• **TASK TO COMPLETE**
Find all lines in the records that include the word "this", and copy them out.

[START DATASET RECORDS]

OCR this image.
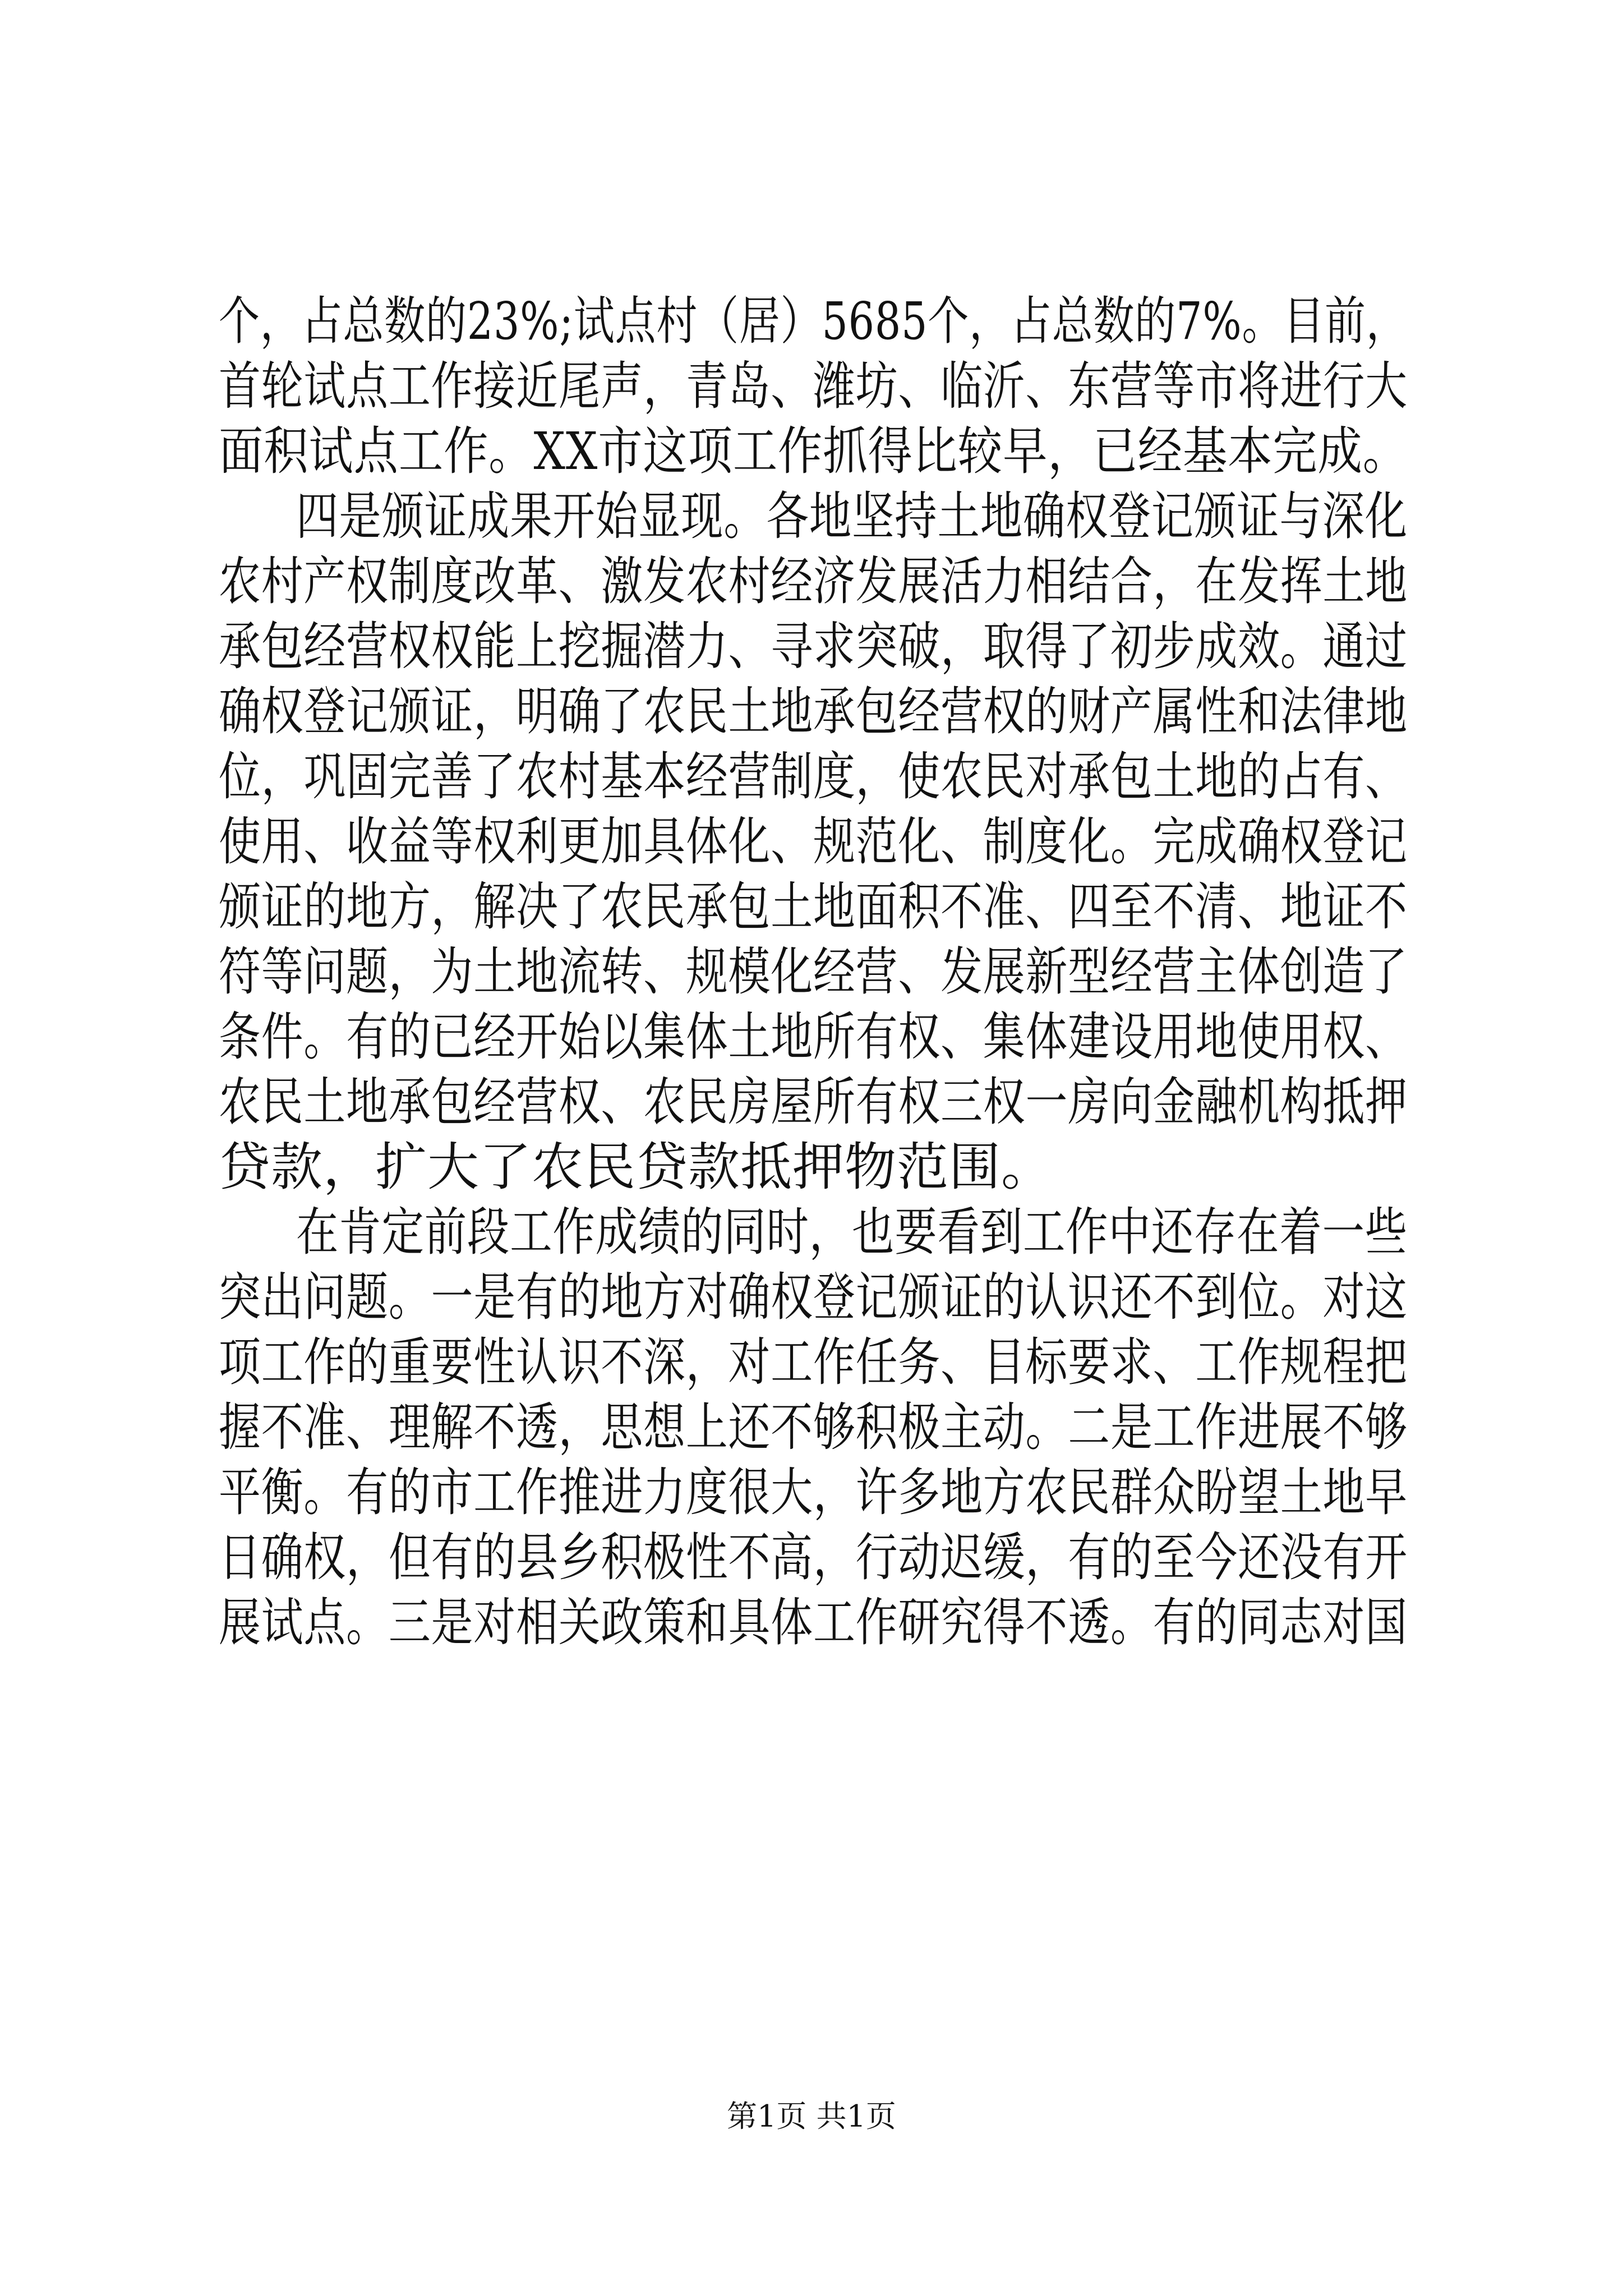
个，占总数的23%;试点村（居）5685个，占总数的7%。目前，
首轮试点工作接近尾声，青岛、潍坊、临沂、东营等市将进行大
面积试点工作。XX市这项工作抓得比较早，已经基本完成。
四是颁证成果开始显现。各地坚持土地确权登记颁证与深化
农村产权制度改革、激发农村经济发展活力相结合，在发挥土地
承包经营权权能上挖掘潜力、寻求突破，取得了初步成效。通过
确权登记颁证，明确了农民土地承包经营权的财产属性和法律地
位，巩固完善了农村基本经营制度，使农民对承包土地的占有、
使用、收益等权利更加具体化、规范化、制度化。完成确权登记
颁证的地方，解决了农民承包土地面积不准、四至不清、地证不
符等问题，为土地流转、规模化经营、发展新型经营主体创造了
条件。有的已经开始以集体土地所有权、集体建设用地使用权、
农民土地承包经营权、农民房屋所有权三权一房向金融机构抵押
贷款，扩大了农民贷款抵押物范围。
在肯定前段工作成绩的同时，也要看到工作中还存在着一些
突出问题。一是有的地方对确权登记颁证的认识还不到位。对这
项工作的重要性认识不深，对工作任务、目标要求、工作规程把
握不准、理解不透，思想上还不够积极主动。二是工作进展不够
平衡。有的市工作推进力度很大，许多地方农民群众盼望土地早
日确权，但有的县乡积极性不高，行动迟缓，有的至今还没有开
展试点。三是对相关政策和具体工作研究得不透。有的同志对国
第1页 共1页
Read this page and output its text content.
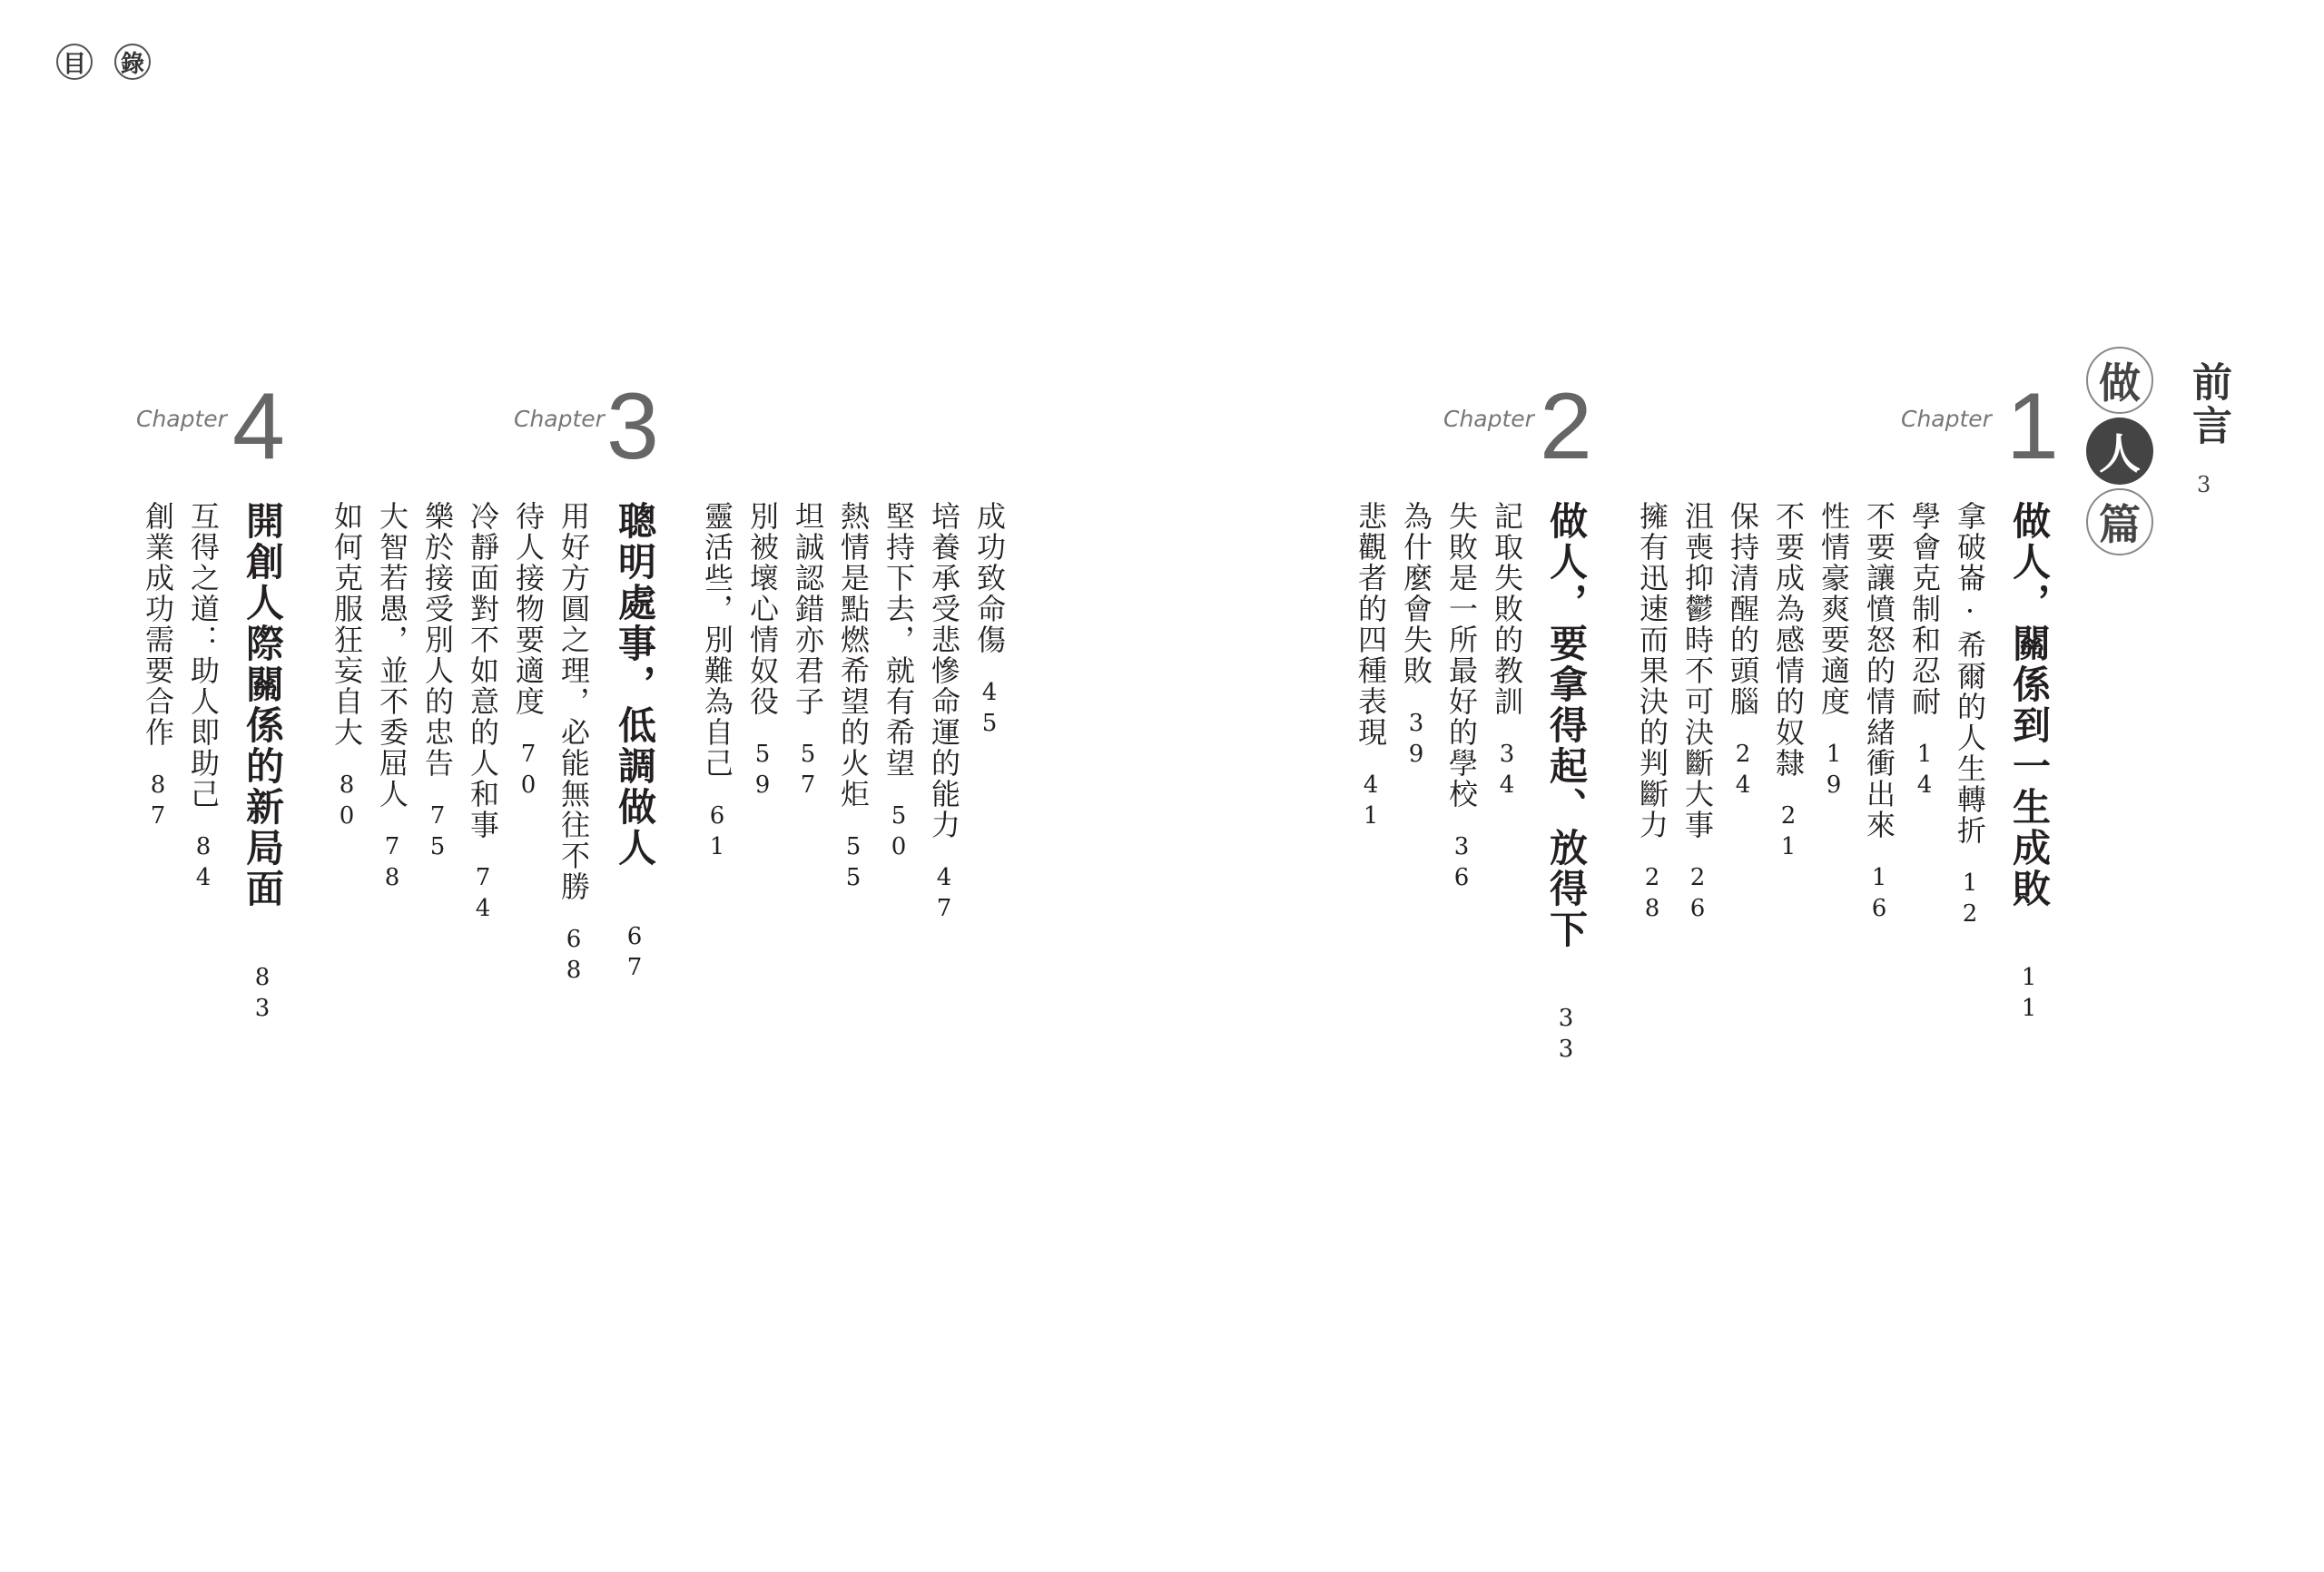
目 錄
前言
3
做
人
篇
Chapter 1
做人，關係到一生成敗11
拿破崙·希爾的人生轉折12
學會克制和忍耐14
不要讓憤怒的情緒衝出來16
性情豪爽要適度19
不要成為感情的奴隸21
保持清醒的頭腦24
沮喪抑鬱時不可決斷大事26
擁有迅速而果決的判斷力28
Chapter 2
做人，要拿得起、放得下33
記取失敗的教訓34
失敗是一所最好的學校36
為什麼會失敗39
悲觀者的四種表現41
成功致命傷45
培養承受悲慘命運的能力47
堅持下去，就有希望50
熱情是點燃希望的火炬55
坦誠認錯亦君子57
別被壞心情奴役59
靈活些，別難為自己61
Chapter 3
聰明處事，低調做人67
用好方圓之理，必能無往不勝68
待人接物要適度70
冷靜面對不如意的人和事74
樂於接受別人的忠告75
大智若愚，並不委屈人78
如何克服狂妄自大80
Chapter 4
開創人際關係的新局面83
互得之道：助人即助己84
創業成功需要合作87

[END DATASET RECORDS]

• **THE COMPLETED TASK**
OCR this image.
Read this page and output its text content.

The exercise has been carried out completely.